*What you have to do*: All lines below must be repeated exactly, with the pictures omitted.

*Exercise material*:

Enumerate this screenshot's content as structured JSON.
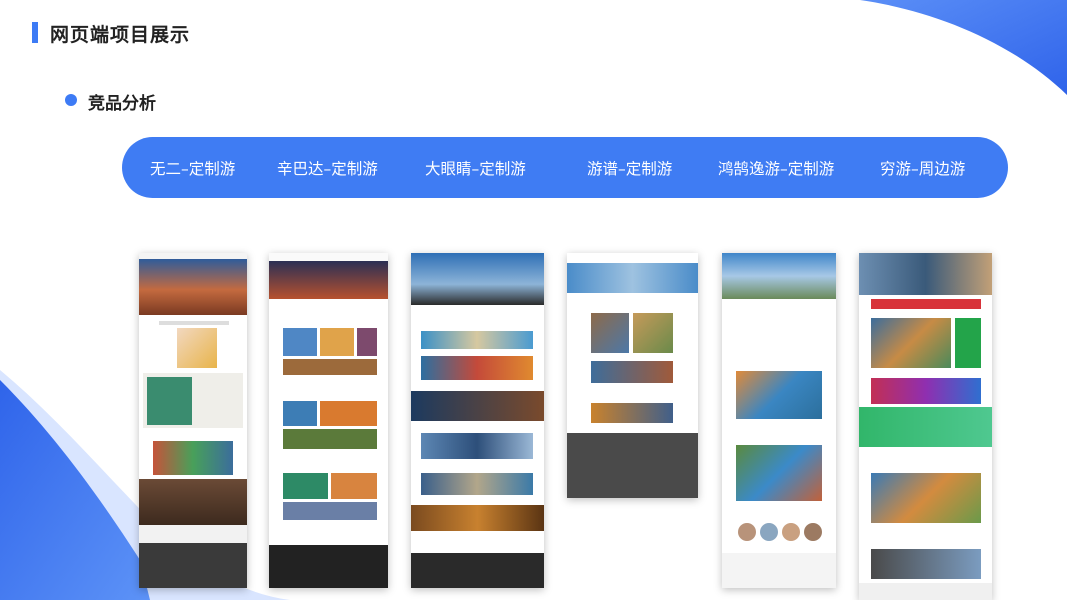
{
  "page": {
    "title": "网页端项目展示",
    "section": "竞品分析"
  },
  "competitors": [
    {
      "label": "无二–定制游"
    },
    {
      "label": "辛巴达–定制游"
    },
    {
      "label": "大眼睛–定制游"
    },
    {
      "label": "游谱–定制游"
    },
    {
      "label": "鸿鹄逸游–定制游"
    },
    {
      "label": "穷游–周边游"
    }
  ],
  "colors": {
    "accent": "#3d7bf5",
    "pill": "#3f7cf3",
    "wave": "#3a6ef0"
  },
  "screenshots_images": [
    {
      "icon": "website-screenshot-wuer"
    },
    {
      "icon": "website-screenshot-xinbada"
    },
    {
      "icon": "website-screenshot-dayanjing"
    },
    {
      "icon": "website-screenshot-youpu"
    },
    {
      "icon": "website-screenshot-honghuyiyou"
    },
    {
      "icon": "website-screenshot-qiongyou"
    }
  ]
}
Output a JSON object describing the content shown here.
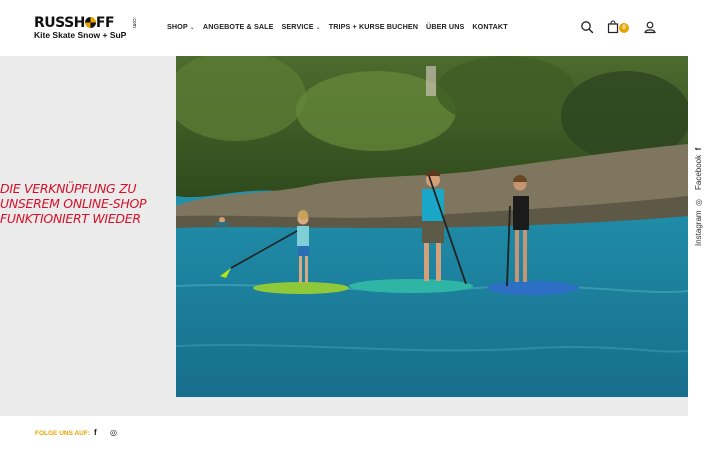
{
  "logo": {
    "main": "RUSSHOFF",
    "sub": "Kite Skate Snow + SuP",
    "com": ".com"
  },
  "nav": {
    "items": [
      {
        "label": "SHOP",
        "has_dropdown": true
      },
      {
        "label": "ANGEBOTE & SALE",
        "has_dropdown": false
      },
      {
        "label": "SERVICE",
        "has_dropdown": true
      },
      {
        "label": "TRIPS + KURSE BUCHEN",
        "has_dropdown": false
      },
      {
        "label": "ÜBER UNS",
        "has_dropdown": false
      },
      {
        "label": "KONTAKT",
        "has_dropdown": false
      }
    ]
  },
  "header_icons": {
    "search": "search-icon",
    "cart": "cart-icon",
    "cart_count": "0",
    "account": "user-icon"
  },
  "hero": {
    "message_line1": "DIE VERKNÜPFUNG ZU",
    "message_line2": "UNSEREM ONLINE-SHOP",
    "message_line3": "FUNKTIONIERT WIEDER",
    "image_description": "photo"
  },
  "social_rail": {
    "facebook": "Facebook",
    "instagram": "Instagram"
  },
  "footer": {
    "follow_label": "FOLGE UNS AUF:"
  },
  "colors": {
    "accent": "#e8a400",
    "headline_red": "#d6102a",
    "panel_grey": "#ebebeb"
  }
}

*Solved problem*:
Enumerate this screenshot's content as structured JSON.
{
  "page": {
    "title": "网页端项目展示",
    "section": "竞品分析"
  },
  "competitors": [
    {
      "label": "无二–定制游"
    },
    {
      "label": "辛巴达–定制游"
    },
    {
      "label": "大眼睛–定制游"
    },
    {
      "label": "游谱–定制游"
    },
    {
      "label": "鸿鹄逸游–定制游"
    },
    {
      "label": "穷游–周边游"
    }
  ],
  "colors": {
    "accent": "#3d7bf5",
    "pill": "#3f7cf3",
    "wave": "#3a6ef0"
  },
  "screenshots_images": [
    {
      "icon": "website-screenshot-wuer"
    },
    {
      "icon": "website-screenshot-xinbada"
    },
    {
      "icon": "website-screenshot-dayanjing"
    },
    {
      "icon": "website-screenshot-youpu"
    },
    {
      "icon": "website-screenshot-honghuyiyou"
    },
    {
      "icon": "website-screenshot-qiongyou"
    }
  ]
}
Output a JSON object describing the content shown here.
{
  "logo": {
    "main": "RUSSHOFF",
    "sub": "Kite Skate Snow + SuP",
    "com": ".com"
  },
  "nav": {
    "items": [
      {
        "label": "SHOP",
        "has_dropdown": true
      },
      {
        "label": "ANGEBOTE & SALE",
        "has_dropdown": false
      },
      {
        "label": "SERVICE",
        "has_dropdown": true
      },
      {
        "label": "TRIPS + KURSE BUCHEN",
        "has_dropdown": false
      },
      {
        "label": "ÜBER UNS",
        "has_dropdown": false
      },
      {
        "label": "KONTAKT",
        "has_dropdown": false
      }
    ]
  },
  "header_icons": {
    "search": "search-icon",
    "cart": "cart-icon",
    "cart_count": "0",
    "account": "user-icon"
  },
  "hero": {
    "message_line1": "DIE VERKNÜPFUNG ZU",
    "message_line2": "UNSEREM ONLINE-SHOP",
    "message_line3": "FUNKTIONIERT WIEDER",
    "image_description": "photo"
  },
  "social_rail": {
    "facebook": "Facebook",
    "instagram": "Instagram"
  },
  "footer": {
    "follow_label": "FOLGE UNS AUF:"
  },
  "colors": {
    "accent": "#e8a400",
    "headline_red": "#d6102a",
    "panel_grey": "#ebebeb"
  }
}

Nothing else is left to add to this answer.